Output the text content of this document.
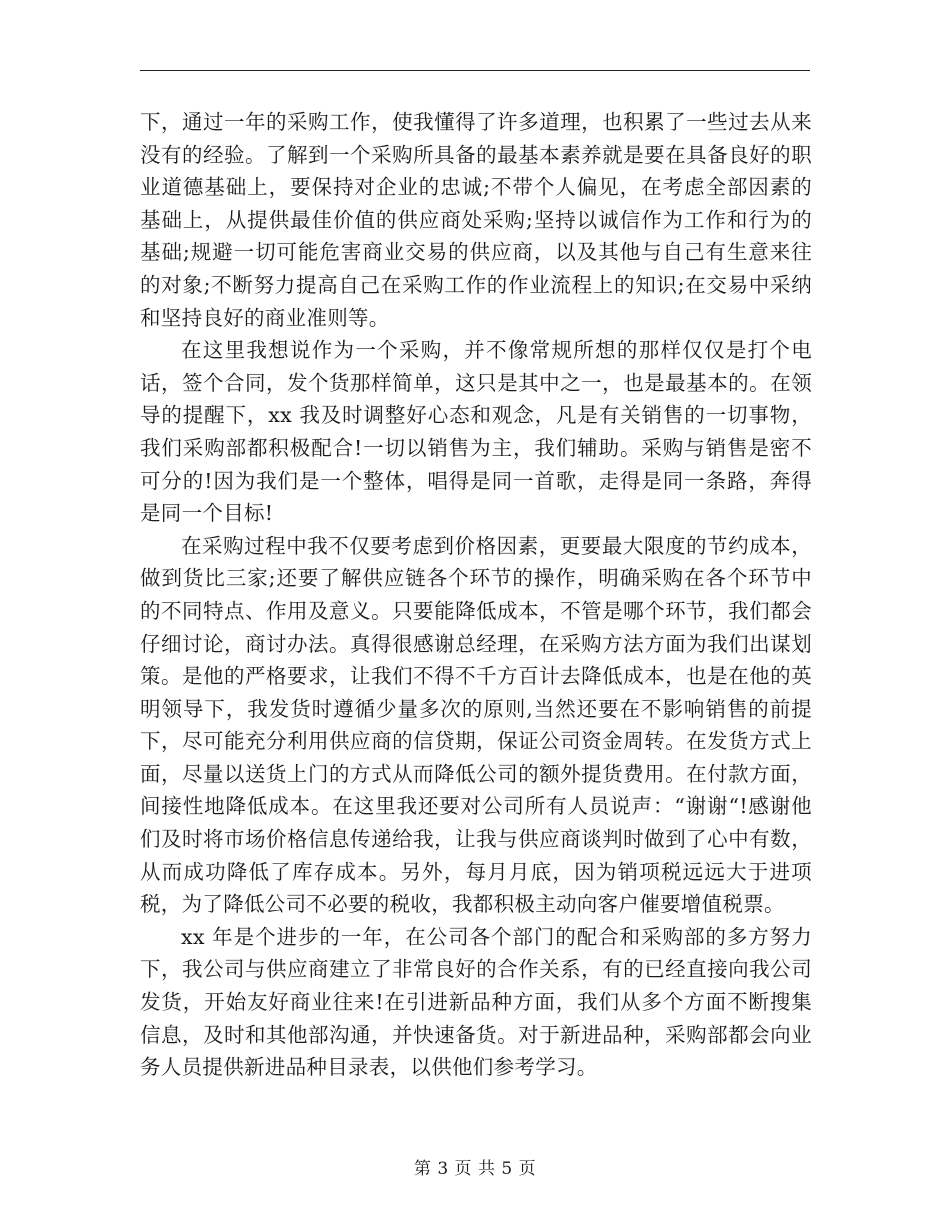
下，通过一年的采购工作，使我懂得了许多道理，也积累了一些过去从来没有的经验。了解到一个采购所具备的最基本素养就是要在具备良好的职业道德基础上，要保持对企业的忠诚;不带个人偏见，在考虑全部因素的基础上，从提供最佳价值的供应商处采购;坚持以诚信作为工作和行为的基础;规避一切可能危害商业交易的供应商，以及其他与自己有生意来往的对象;不断努力提高自己在采购工作的作业流程上的知识;在交易中采纳和坚持良好的商业准则等。

在这里我想说作为一个采购，并不像常规所想的那样仅仅是打个电话，签个合同，发个货那样简单，这只是其中之一，也是最基本的。在领导的提醒下，xx 我及时调整好心态和观念，凡是有关销售的一切事物，我们采购部都积极配合!一切以销售为主，我们辅助。采购与销售是密不可分的!因为我们是一个整体，唱得是同一首歌，走得是同一条路，奔得是同一个目标!

在采购过程中我不仅要考虑到价格因素，更要最大限度的节约成本，做到货比三家;还要了解供应链各个环节的操作，明确采购在各个环节中的不同特点、作用及意义。只要能降低成本，不管是哪个环节，我们都会仔细讨论，商讨办法。真得很感谢总经理，在采购方法方面为我们出谋划策。是他的严格要求，让我们不得不千方百计去降低成本，也是在他的英明领导下，我发货时遵循少量多次的原则,当然还要在不影响销售的前提下，尽可能充分利用供应商的信贷期，保证公司资金周转。在发货方式上面，尽量以送货上门的方式从而降低公司的额外提货费用。在付款方面，间接性地降低成本。在这里我还要对公司所有人员说声：“谢谢“!感谢他们及时将市场价格信息传递给我，让我与供应商谈判时做到了心中有数，从而成功降低了库存成本。另外，每月月底，因为销项税远远大于进项税，为了降低公司不必要的税收，我都积极主动向客户催要增值税票。

xx 年是个进步的一年，在公司各个部门的配合和采购部的多方努力下，我公司与供应商建立了非常良好的合作关系，有的已经直接向我公司发货，开始友好商业往来!在引进新品种方面，我们从多个方面不断搜集信息，及时和其他部沟通，并快速备货。对于新进品种，采购部都会向业务人员提供新进品种目录表，以供他们参考学习。

第 3 页 共 5 页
:::
◆ What to work on: The listing above needs to be output again exactly. Don't include the pictures.

◆ Exercise response:
Output the text content of this document.
下，通过一年的采购工作，使我懂得了许多道理，也积累了一些过去从来没有的经验。了解到一个采购所具备的最基本素养就是要在具备良好的职业道德基础上，要保持对企业的忠诚;不带个人偏见，在考虑全部因素的基础上，从提供最佳价值的供应商处采购;坚持以诚信作为工作和行为的基础;规避一切可能危害商业交易的供应商，以及其他与自己有生意来往的对象;不断努力提高自己在采购工作的作业流程上的知识;在交易中采纳和坚持良好的商业准则等。

在这里我想说作为一个采购，并不像常规所想的那样仅仅是打个电话，签个合同，发个货那样简单，这只是其中之一，也是最基本的。在领导的提醒下，xx 我及时调整好心态和观念，凡是有关销售的一切事物，我们采购部都积极配合!一切以销售为主，我们辅助。采购与销售是密不可分的!因为我们是一个整体，唱得是同一首歌，走得是同一条路，奔得是同一个目标!

在采购过程中我不仅要考虑到价格因素，更要最大限度的节约成本，做到货比三家;还要了解供应链各个环节的操作，明确采购在各个环节中的不同特点、作用及意义。只要能降低成本，不管是哪个环节，我们都会仔细讨论，商讨办法。真得很感谢总经理，在采购方法方面为我们出谋划策。是他的严格要求，让我们不得不千方百计去降低成本，也是在他的英明领导下，我发货时遵循少量多次的原则,当然还要在不影响销售的前提下，尽可能充分利用供应商的信贷期，保证公司资金周转。在发货方式上面，尽量以送货上门的方式从而降低公司的额外提货费用。在付款方面，间接性地降低成本。在这里我还要对公司所有人员说声：“谢谢“!感谢他们及时将市场价格信息传递给我，让我与供应商谈判时做到了心中有数，从而成功降低了库存成本。另外，每月月底，因为销项税远远大于进项税，为了降低公司不必要的税收，我都积极主动向客户催要增值税票。

xx 年是个进步的一年，在公司各个部门的配合和采购部的多方努力下，我公司与供应商建立了非常良好的合作关系，有的已经直接向我公司发货，开始友好商业往来!在引进新品种方面，我们从多个方面不断搜集信息，及时和其他部沟通，并快速备货。对于新进品种，采购部都会向业务人员提供新进品种目录表，以供他们参考学习。

第 3 页 共 5 页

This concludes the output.